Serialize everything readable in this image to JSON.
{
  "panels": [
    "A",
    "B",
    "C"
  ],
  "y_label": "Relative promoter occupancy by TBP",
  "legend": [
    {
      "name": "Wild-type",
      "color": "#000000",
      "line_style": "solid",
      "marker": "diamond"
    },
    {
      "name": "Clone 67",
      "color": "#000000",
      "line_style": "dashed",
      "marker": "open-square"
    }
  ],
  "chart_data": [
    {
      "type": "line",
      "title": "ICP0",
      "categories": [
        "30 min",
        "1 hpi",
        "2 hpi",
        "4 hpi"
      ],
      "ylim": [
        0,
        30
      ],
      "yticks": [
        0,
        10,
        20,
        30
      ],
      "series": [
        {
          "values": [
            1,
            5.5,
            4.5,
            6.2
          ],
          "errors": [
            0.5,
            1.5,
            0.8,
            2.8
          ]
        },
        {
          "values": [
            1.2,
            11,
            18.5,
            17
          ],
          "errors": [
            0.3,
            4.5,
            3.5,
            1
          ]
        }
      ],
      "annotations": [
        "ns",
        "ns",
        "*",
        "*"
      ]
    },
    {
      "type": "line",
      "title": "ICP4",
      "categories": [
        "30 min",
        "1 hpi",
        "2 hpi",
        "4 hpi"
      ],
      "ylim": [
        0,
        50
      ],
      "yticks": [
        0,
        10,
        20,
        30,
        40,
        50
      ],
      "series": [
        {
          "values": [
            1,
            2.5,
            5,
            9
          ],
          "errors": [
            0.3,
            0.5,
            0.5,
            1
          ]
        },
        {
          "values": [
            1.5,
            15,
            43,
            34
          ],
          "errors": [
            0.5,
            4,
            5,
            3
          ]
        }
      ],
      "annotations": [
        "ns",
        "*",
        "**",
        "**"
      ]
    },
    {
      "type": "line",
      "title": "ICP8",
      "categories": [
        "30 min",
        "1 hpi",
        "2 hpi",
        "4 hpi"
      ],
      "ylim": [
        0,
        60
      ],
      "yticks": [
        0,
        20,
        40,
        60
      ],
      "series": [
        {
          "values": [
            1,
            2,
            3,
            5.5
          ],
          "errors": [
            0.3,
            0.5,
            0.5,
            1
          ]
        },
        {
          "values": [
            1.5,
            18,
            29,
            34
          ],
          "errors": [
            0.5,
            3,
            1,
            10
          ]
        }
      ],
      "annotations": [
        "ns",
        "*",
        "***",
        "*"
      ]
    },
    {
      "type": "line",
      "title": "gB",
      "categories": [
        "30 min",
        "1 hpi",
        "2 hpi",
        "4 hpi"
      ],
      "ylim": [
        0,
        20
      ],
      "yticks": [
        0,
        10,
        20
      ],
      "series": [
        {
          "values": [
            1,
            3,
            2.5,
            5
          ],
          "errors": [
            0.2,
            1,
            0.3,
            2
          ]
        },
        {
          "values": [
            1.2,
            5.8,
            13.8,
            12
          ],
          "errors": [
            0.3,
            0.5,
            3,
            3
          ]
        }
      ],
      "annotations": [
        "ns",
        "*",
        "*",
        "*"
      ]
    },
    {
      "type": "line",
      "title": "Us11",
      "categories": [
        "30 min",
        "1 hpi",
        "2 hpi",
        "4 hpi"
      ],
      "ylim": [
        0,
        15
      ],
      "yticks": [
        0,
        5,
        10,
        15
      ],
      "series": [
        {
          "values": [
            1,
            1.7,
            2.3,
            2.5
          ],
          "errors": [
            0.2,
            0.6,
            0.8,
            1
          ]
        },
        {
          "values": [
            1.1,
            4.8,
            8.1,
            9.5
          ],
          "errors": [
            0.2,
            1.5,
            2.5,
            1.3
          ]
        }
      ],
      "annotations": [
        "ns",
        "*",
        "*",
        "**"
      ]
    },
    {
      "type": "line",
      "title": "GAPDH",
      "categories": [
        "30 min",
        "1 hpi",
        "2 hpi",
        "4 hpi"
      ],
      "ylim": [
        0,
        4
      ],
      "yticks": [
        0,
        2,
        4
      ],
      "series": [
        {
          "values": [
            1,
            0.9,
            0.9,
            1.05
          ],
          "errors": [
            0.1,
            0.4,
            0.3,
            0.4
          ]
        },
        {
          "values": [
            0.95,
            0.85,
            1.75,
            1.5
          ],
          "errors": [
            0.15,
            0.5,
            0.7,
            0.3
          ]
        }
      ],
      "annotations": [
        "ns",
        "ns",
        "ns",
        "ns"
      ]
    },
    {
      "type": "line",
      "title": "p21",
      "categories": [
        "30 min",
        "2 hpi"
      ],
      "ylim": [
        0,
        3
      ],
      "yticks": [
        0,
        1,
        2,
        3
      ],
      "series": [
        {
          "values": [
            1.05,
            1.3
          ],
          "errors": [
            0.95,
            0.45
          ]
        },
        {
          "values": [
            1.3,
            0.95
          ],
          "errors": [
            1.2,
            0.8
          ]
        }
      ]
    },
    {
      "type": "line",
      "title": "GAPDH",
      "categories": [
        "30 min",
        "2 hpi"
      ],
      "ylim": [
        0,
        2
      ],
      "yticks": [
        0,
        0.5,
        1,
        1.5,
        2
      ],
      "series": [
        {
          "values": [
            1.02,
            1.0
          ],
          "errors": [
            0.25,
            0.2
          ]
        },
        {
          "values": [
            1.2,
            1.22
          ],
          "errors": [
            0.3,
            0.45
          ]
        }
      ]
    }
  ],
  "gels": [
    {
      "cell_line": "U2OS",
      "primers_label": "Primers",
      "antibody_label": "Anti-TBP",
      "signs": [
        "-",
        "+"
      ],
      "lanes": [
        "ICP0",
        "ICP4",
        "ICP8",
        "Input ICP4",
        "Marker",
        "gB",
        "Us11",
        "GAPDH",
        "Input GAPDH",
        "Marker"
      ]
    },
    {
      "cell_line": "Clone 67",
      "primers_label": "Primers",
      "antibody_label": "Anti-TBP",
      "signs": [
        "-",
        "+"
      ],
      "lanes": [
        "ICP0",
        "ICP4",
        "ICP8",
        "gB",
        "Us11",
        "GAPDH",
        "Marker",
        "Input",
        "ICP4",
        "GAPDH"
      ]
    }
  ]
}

* * *

- [Task to carry out] Write the material above out once more, exactly as it stands.

- [Response to the exercise]
Serialize everything readable in this image to JSON.
{
  "panels": [
    "A",
    "B",
    "C"
  ],
  "y_label": "Relative promoter occupancy by TBP",
  "legend": [
    {
      "name": "Wild-type",
      "color": "#000000",
      "line_style": "solid",
      "marker": "diamond"
    },
    {
      "name": "Clone 67",
      "color": "#000000",
      "line_style": "dashed",
      "marker": "open-square"
    }
  ],
  "chart_data": [
    {
      "type": "line",
      "title": "ICP0",
      "categories": [
        "30 min",
        "1 hpi",
        "2 hpi",
        "4 hpi"
      ],
      "ylim": [
        0,
        30
      ],
      "yticks": [
        0,
        10,
        20,
        30
      ],
      "series": [
        {
          "values": [
            1,
            5.5,
            4.5,
            6.2
          ],
          "errors": [
            0.5,
            1.5,
            0.8,
            2.8
          ]
        },
        {
          "values": [
            1.2,
            11,
            18.5,
            17
          ],
          "errors": [
            0.3,
            4.5,
            3.5,
            1
          ]
        }
      ],
      "annotations": [
        "ns",
        "ns",
        "*",
        "*"
      ]
    },
    {
      "type": "line",
      "title": "ICP4",
      "categories": [
        "30 min",
        "1 hpi",
        "2 hpi",
        "4 hpi"
      ],
      "ylim": [
        0,
        50
      ],
      "yticks": [
        0,
        10,
        20,
        30,
        40,
        50
      ],
      "series": [
        {
          "values": [
            1,
            2.5,
            5,
            9
          ],
          "errors": [
            0.3,
            0.5,
            0.5,
            1
          ]
        },
        {
          "values": [
            1.5,
            15,
            43,
            34
          ],
          "errors": [
            0.5,
            4,
            5,
            3
          ]
        }
      ],
      "annotations": [
        "ns",
        "*",
        "**",
        "**"
      ]
    },
    {
      "type": "line",
      "title": "ICP8",
      "categories": [
        "30 min",
        "1 hpi",
        "2 hpi",
        "4 hpi"
      ],
      "ylim": [
        0,
        60
      ],
      "yticks": [
        0,
        20,
        40,
        60
      ],
      "series": [
        {
          "values": [
            1,
            2,
            3,
            5.5
          ],
          "errors": [
            0.3,
            0.5,
            0.5,
            1
          ]
        },
        {
          "values": [
            1.5,
            18,
            29,
            34
          ],
          "errors": [
            0.5,
            3,
            1,
            10
          ]
        }
      ],
      "annotations": [
        "ns",
        "*",
        "***",
        "*"
      ]
    },
    {
      "type": "line",
      "title": "gB",
      "categories": [
        "30 min",
        "1 hpi",
        "2 hpi",
        "4 hpi"
      ],
      "ylim": [
        0,
        20
      ],
      "yticks": [
        0,
        10,
        20
      ],
      "series": [
        {
          "values": [
            1,
            3,
            2.5,
            5
          ],
          "errors": [
            0.2,
            1,
            0.3,
            2
          ]
        },
        {
          "values": [
            1.2,
            5.8,
            13.8,
            12
          ],
          "errors": [
            0.3,
            0.5,
            3,
            3
          ]
        }
      ],
      "annotations": [
        "ns",
        "*",
        "*",
        "*"
      ]
    },
    {
      "type": "line",
      "title": "Us11",
      "categories": [
        "30 min",
        "1 hpi",
        "2 hpi",
        "4 hpi"
      ],
      "ylim": [
        0,
        15
      ],
      "yticks": [
        0,
        5,
        10,
        15
      ],
      "series": [
        {
          "values": [
            1,
            1.7,
            2.3,
            2.5
          ],
          "errors": [
            0.2,
            0.6,
            0.8,
            1
          ]
        },
        {
          "values": [
            1.1,
            4.8,
            8.1,
            9.5
          ],
          "errors": [
            0.2,
            1.5,
            2.5,
            1.3
          ]
        }
      ],
      "annotations": [
        "ns",
        "*",
        "*",
        "**"
      ]
    },
    {
      "type": "line",
      "title": "GAPDH",
      "categories": [
        "30 min",
        "1 hpi",
        "2 hpi",
        "4 hpi"
      ],
      "ylim": [
        0,
        4
      ],
      "yticks": [
        0,
        2,
        4
      ],
      "series": [
        {
          "values": [
            1,
            0.9,
            0.9,
            1.05
          ],
          "errors": [
            0.1,
            0.4,
            0.3,
            0.4
          ]
        },
        {
          "values": [
            0.95,
            0.85,
            1.75,
            1.5
          ],
          "errors": [
            0.15,
            0.5,
            0.7,
            0.3
          ]
        }
      ],
      "annotations": [
        "ns",
        "ns",
        "ns",
        "ns"
      ]
    },
    {
      "type": "line",
      "title": "p21",
      "categories": [
        "30 min",
        "2 hpi"
      ],
      "ylim": [
        0,
        3
      ],
      "yticks": [
        0,
        1,
        2,
        3
      ],
      "series": [
        {
          "values": [
            1.05,
            1.3
          ],
          "errors": [
            0.95,
            0.45
          ]
        },
        {
          "values": [
            1.3,
            0.95
          ],
          "errors": [
            1.2,
            0.8
          ]
        }
      ]
    },
    {
      "type": "line",
      "title": "GAPDH",
      "categories": [
        "30 min",
        "2 hpi"
      ],
      "ylim": [
        0,
        2
      ],
      "yticks": [
        0,
        0.5,
        1,
        1.5,
        2
      ],
      "series": [
        {
          "values": [
            1.02,
            1.0
          ],
          "errors": [
            0.25,
            0.2
          ]
        },
        {
          "values": [
            1.2,
            1.22
          ],
          "errors": [
            0.3,
            0.45
          ]
        }
      ]
    }
  ],
  "gels": [
    {
      "cell_line": "U2OS",
      "primers_label": "Primers",
      "antibody_label": "Anti-TBP",
      "signs": [
        "-",
        "+"
      ],
      "lanes": [
        "ICP0",
        "ICP4",
        "ICP8",
        "Input ICP4",
        "Marker",
        "gB",
        "Us11",
        "GAPDH",
        "Input GAPDH",
        "Marker"
      ]
    },
    {
      "cell_line": "Clone 67",
      "primers_label": "Primers",
      "antibody_label": "Anti-TBP",
      "signs": [
        "-",
        "+"
      ],
      "lanes": [
        "ICP0",
        "ICP4",
        "ICP8",
        "gB",
        "Us11",
        "GAPDH",
        "Marker",
        "Input",
        "ICP4",
        "GAPDH"
      ]
    }
  ]
}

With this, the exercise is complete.